> [The problem]
Keep only the lines of the data below that contain "可从附件题库自选", and copy them.

> [Data lines]
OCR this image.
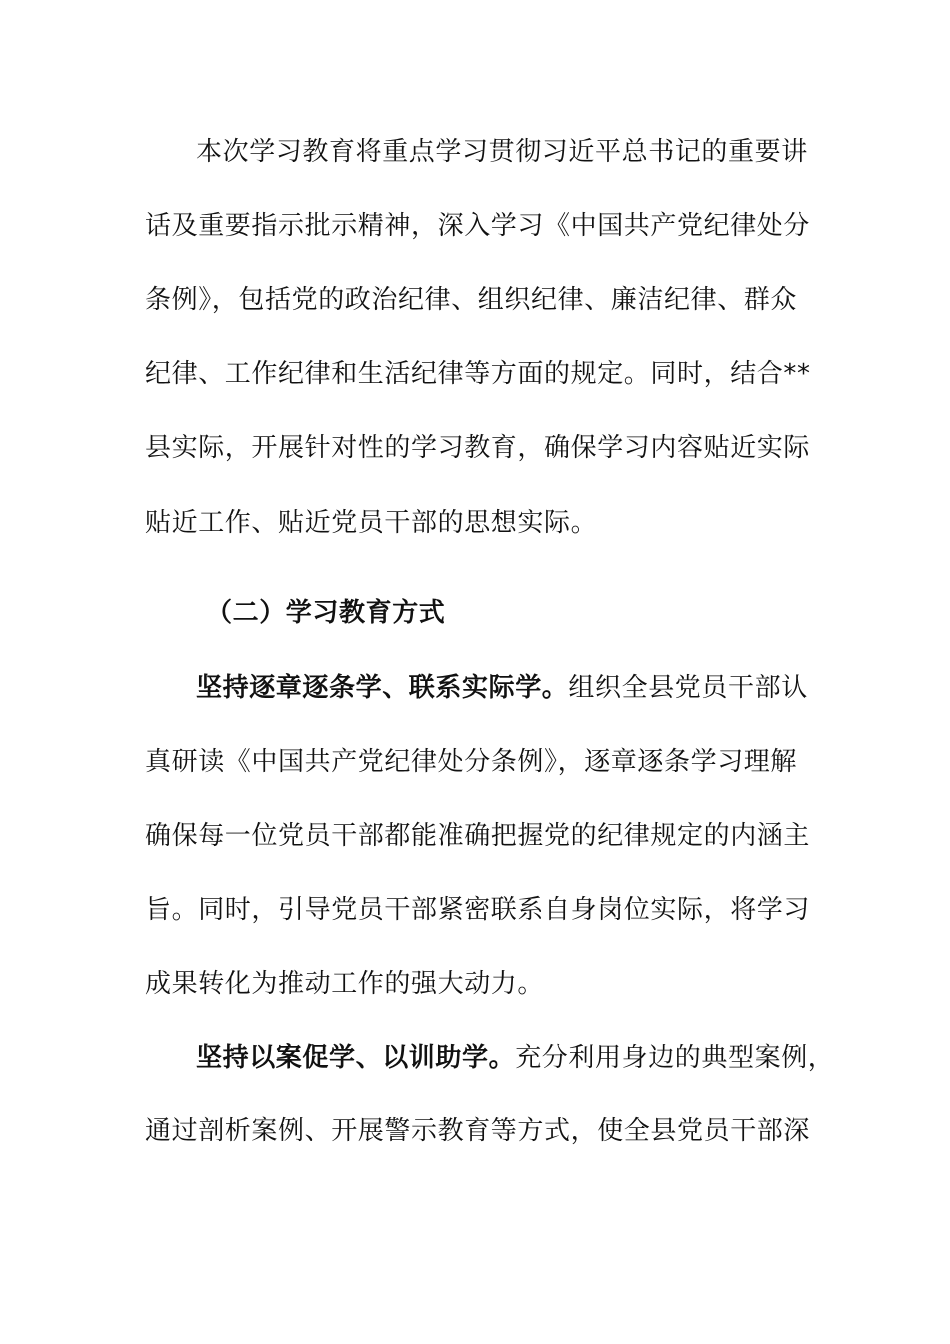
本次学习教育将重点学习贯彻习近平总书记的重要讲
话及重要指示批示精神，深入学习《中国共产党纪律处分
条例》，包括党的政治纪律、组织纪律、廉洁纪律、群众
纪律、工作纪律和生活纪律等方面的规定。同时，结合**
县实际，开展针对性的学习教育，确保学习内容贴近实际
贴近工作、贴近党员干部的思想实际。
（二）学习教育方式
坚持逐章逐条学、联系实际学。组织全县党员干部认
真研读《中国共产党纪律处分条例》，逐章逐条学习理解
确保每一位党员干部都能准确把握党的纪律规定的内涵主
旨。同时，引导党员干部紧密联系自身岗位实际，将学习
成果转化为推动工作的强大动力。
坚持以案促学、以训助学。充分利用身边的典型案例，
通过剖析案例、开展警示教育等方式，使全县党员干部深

==

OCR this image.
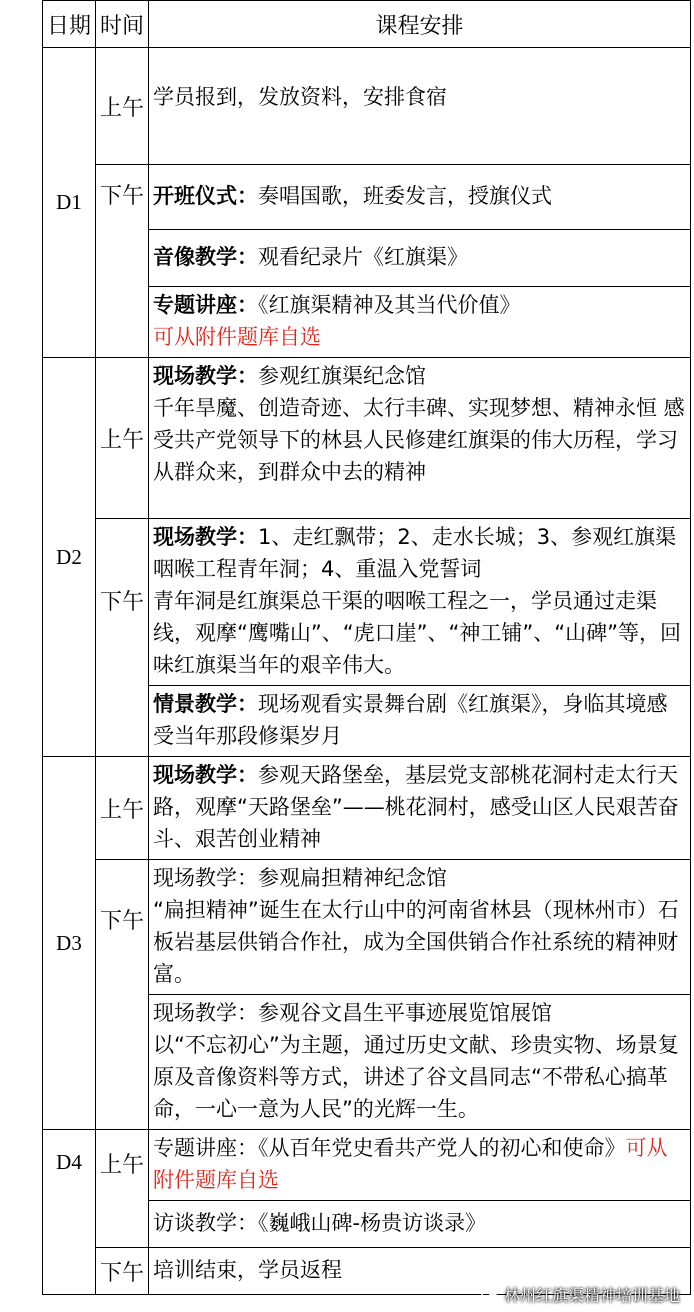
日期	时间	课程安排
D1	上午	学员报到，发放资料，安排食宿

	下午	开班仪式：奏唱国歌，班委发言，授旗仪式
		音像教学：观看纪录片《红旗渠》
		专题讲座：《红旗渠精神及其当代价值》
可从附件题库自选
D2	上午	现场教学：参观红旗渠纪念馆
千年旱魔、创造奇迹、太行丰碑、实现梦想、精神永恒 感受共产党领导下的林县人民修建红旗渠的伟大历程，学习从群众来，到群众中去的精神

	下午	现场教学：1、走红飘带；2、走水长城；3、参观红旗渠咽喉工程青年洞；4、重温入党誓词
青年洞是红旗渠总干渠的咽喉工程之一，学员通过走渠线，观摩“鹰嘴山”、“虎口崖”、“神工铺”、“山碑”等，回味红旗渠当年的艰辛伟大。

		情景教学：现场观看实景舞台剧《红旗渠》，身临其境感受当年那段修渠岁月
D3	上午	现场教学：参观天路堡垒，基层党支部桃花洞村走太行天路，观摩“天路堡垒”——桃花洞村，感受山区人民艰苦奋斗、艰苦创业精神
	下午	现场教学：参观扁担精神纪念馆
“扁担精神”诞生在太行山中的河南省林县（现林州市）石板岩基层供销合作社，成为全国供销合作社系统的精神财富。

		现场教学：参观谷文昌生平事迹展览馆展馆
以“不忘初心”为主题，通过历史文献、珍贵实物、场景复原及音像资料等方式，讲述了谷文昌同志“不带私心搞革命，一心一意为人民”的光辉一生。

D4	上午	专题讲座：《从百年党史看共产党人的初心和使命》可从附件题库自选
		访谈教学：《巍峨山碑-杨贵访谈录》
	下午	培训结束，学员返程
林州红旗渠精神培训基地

> [Correct answer]
可从附件题库自选
D4	上午	专题讲座：《从百年党史看共产党人的初心和使命》可从附件题库自选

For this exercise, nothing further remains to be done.